___ Data entries ___

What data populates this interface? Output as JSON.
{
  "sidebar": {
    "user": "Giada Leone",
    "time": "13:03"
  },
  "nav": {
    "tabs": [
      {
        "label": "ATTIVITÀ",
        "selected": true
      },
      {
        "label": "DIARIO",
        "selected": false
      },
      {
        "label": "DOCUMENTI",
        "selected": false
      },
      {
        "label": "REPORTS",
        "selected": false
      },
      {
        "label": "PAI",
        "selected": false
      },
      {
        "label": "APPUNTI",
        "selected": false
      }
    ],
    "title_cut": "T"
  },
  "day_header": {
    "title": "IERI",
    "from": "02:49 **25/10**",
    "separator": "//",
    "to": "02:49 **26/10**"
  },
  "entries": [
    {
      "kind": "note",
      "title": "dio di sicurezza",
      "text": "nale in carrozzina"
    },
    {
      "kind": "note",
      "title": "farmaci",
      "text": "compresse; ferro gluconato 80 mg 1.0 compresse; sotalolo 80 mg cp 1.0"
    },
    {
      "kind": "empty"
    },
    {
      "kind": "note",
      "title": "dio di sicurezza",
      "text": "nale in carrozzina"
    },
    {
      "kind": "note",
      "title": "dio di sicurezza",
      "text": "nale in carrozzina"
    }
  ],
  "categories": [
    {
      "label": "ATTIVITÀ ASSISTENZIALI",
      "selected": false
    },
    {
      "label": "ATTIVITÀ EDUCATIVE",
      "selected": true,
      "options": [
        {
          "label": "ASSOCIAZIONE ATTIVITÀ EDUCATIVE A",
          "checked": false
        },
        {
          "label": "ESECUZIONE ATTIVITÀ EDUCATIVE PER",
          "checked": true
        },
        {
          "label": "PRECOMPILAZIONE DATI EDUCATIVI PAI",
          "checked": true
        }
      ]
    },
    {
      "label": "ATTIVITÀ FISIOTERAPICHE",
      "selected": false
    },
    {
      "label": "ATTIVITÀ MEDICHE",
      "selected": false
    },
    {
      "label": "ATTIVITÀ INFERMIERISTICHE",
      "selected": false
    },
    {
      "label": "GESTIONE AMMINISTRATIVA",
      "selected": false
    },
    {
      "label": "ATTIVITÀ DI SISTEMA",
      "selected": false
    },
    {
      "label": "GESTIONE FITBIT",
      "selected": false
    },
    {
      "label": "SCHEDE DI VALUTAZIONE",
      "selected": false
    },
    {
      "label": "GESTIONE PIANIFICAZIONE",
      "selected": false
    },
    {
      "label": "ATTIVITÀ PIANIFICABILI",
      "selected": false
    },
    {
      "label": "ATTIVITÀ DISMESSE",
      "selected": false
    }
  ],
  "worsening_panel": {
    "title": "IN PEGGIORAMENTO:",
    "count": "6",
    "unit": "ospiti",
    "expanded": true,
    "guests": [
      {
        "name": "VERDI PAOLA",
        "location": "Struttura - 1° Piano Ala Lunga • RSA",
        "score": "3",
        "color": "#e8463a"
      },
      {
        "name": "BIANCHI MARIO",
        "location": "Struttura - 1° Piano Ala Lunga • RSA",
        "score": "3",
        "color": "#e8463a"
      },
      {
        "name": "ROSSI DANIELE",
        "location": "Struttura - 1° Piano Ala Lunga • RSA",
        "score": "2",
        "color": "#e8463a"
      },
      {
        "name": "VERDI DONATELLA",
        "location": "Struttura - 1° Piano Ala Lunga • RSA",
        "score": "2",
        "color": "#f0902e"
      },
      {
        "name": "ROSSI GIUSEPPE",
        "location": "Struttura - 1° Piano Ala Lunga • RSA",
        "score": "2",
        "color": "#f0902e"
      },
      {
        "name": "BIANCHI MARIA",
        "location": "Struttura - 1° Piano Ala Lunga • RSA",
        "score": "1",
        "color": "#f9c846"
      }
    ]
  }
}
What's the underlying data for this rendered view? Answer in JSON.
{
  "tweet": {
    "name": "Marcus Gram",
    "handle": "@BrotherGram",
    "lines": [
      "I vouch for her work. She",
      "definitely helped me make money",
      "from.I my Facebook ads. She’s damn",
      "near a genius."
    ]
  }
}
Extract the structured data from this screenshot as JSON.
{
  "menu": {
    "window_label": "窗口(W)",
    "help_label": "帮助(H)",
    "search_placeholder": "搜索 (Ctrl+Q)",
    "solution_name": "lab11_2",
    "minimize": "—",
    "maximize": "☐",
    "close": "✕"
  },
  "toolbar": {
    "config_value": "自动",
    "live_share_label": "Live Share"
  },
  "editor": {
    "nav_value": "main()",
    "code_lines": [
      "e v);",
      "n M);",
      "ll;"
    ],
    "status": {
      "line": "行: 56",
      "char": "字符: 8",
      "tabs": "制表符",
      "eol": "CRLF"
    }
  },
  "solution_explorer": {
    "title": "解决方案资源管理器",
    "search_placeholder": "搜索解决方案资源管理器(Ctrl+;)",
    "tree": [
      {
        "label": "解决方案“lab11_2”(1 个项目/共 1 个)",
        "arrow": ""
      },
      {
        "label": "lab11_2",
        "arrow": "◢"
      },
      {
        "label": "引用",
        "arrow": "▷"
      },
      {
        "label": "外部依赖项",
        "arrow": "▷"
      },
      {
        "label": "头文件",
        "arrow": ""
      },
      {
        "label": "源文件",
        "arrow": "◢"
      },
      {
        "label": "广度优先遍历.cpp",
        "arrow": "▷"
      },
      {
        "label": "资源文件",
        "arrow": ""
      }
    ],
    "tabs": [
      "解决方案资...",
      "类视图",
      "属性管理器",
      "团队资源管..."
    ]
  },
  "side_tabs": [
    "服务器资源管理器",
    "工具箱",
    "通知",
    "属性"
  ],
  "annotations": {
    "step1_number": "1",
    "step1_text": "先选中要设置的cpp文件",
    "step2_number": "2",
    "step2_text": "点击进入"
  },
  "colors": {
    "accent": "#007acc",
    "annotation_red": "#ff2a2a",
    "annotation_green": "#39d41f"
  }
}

___

→ Your objective
Pull out each record as written and restate it exactly.

→ Finished task
What data populates this interface? Output as JSON.
{
  "sidebar": {
    "user": "Giada Leone",
    "time": "13:03"
  },
  "nav": {
    "tabs": [
      {
        "label": "ATTIVITÀ",
        "selected": true
      },
      {
        "label": "DIARIO",
        "selected": false
      },
      {
        "label": "DOCUMENTI",
        "selected": false
      },
      {
        "label": "REPORTS",
        "selected": false
      },
      {
        "label": "PAI",
        "selected": false
      },
      {
        "label": "APPUNTI",
        "selected": false
      }
    ],
    "title_cut": "T"
  },
  "day_header": {
    "title": "IERI",
    "from": "02:49 **25/10**",
    "separator": "//",
    "to": "02:49 **26/10**"
  },
  "entries": [
    {
      "kind": "note",
      "title": "dio di sicurezza",
      "text": "nale in carrozzina"
    },
    {
      "kind": "note",
      "title": "farmaci",
      "text": "compresse; ferro gluconato 80 mg 1.0 compresse; sotalolo 80 mg cp 1.0"
    },
    {
      "kind": "empty"
    },
    {
      "kind": "note",
      "title": "dio di sicurezza",
      "text": "nale in carrozzina"
    },
    {
      "kind": "note",
      "title": "dio di sicurezza",
      "text": "nale in carrozzina"
    }
  ],
  "categories": [
    {
      "label": "ATTIVITÀ ASSISTENZIALI",
      "selected": false
    },
    {
      "label": "ATTIVITÀ EDUCATIVE",
      "selected": true,
      "options": [
        {
          "label": "ASSOCIAZIONE ATTIVITÀ EDUCATIVE A",
          "checked": false
        },
        {
          "label": "ESECUZIONE ATTIVITÀ EDUCATIVE PER",
          "checked": true
        },
        {
          "label": "PRECOMPILAZIONE DATI EDUCATIVI PAI",
          "checked": true
        }
      ]
    },
    {
      "label": "ATTIVITÀ FISIOTERAPICHE",
      "selected": false
    },
    {
      "label": "ATTIVITÀ MEDICHE",
      "selected": false
    },
    {
      "label": "ATTIVITÀ INFERMIERISTICHE",
      "selected": false
    },
    {
      "label": "GESTIONE AMMINISTRATIVA",
      "selected": false
    },
    {
      "label": "ATTIVITÀ DI SISTEMA",
      "selected": false
    },
    {
      "label": "GESTIONE FITBIT",
      "selected": false
    },
    {
      "label": "SCHEDE DI VALUTAZIONE",
      "selected": false
    },
    {
      "label": "GESTIONE PIANIFICAZIONE",
      "selected": false
    },
    {
      "label": "ATTIVITÀ PIANIFICABILI",
      "selected": false
    },
    {
      "label": "ATTIVITÀ DISMESSE",
      "selected": false
    }
  ],
  "worsening_panel": {
    "title": "IN PEGGIORAMENTO:",
    "count": "6",
    "unit": "ospiti",
    "expanded": true,
    "guests": [
      {
        "name": "VERDI PAOLA",
        "location": "Struttura - 1° Piano Ala Lunga • RSA",
        "score": "3",
        "color": "#e8463a"
      },
      {
        "name": "BIANCHI MARIO",
        "location": "Struttura - 1° Piano Ala Lunga • RSA",
        "score": "3",
        "color": "#e8463a"
      },
      {
        "name": "ROSSI DANIELE",
        "location": "Struttura - 1° Piano Ala Lunga • RSA",
        "score": "2",
        "color": "#e8463a"
      },
      {
        "name": "VERDI DONATELLA",
        "location": "Struttura - 1° Piano Ala Lunga • RSA",
        "score": "2",
        "color": "#f0902e"
      },
      {
        "name": "ROSSI GIUSEPPE",
        "location": "Struttura - 1° Piano Ala Lunga • RSA",
        "score": "2",
        "color": "#f0902e"
      },
      {
        "name": "BIANCHI MARIA",
        "location": "Struttura - 1° Piano Ala Lunga • RSA",
        "score": "1",
        "color": "#f9c846"
      }
    ]
  }
}
What's the underlying data for this rendered view? Answer in JSON.
{
  "tweet": {
    "name": "Marcus Gram",
    "handle": "@BrotherGram",
    "lines": [
      "I vouch for her work. She",
      "definitely helped me make money",
      "from.I my Facebook ads. She’s damn",
      "near a genius."
    ]
  }
}
Extract the structured data from this screenshot as JSON.
{
  "menu": {
    "window_label": "窗口(W)",
    "help_label": "帮助(H)",
    "search_placeholder": "搜索 (Ctrl+Q)",
    "solution_name": "lab11_2",
    "minimize": "—",
    "maximize": "☐",
    "close": "✕"
  },
  "toolbar": {
    "config_value": "自动",
    "live_share_label": "Live Share"
  },
  "editor": {
    "nav_value": "main()",
    "code_lines": [
      "e v);",
      "n M);",
      "ll;"
    ],
    "status": {
      "line": "行: 56",
      "char": "字符: 8",
      "tabs": "制表符",
      "eol": "CRLF"
    }
  },
  "solution_explorer": {
    "title": "解决方案资源管理器",
    "search_placeholder": "搜索解决方案资源管理器(Ctrl+;)",
    "tree": [
      {
        "label": "解决方案“lab11_2”(1 个项目/共 1 个)",
        "arrow": ""
      },
      {
        "label": "lab11_2",
        "arrow": "◢"
      },
      {
        "label": "引用",
        "arrow": "▷"
      },
      {
        "label": "外部依赖项",
        "arrow": "▷"
      },
      {
        "label": "头文件",
        "arrow": ""
      },
      {
        "label": "源文件",
        "arrow": "◢"
      },
      {
        "label": "广度优先遍历.cpp",
        "arrow": "▷"
      },
      {
        "label": "资源文件",
        "arrow": ""
      }
    ],
    "tabs": [
      "解决方案资...",
      "类视图",
      "属性管理器",
      "团队资源管..."
    ]
  },
  "side_tabs": [
    "服务器资源管理器",
    "工具箱",
    "通知",
    "属性"
  ],
  "annotations": {
    "step1_number": "1",
    "step1_text": "先选中要设置的cpp文件",
    "step2_number": "2",
    "step2_text": "点击进入"
  },
  "colors": {
    "accent": "#007acc",
    "annotation_red": "#ff2a2a",
    "annotation_green": "#39d41f"
  }
}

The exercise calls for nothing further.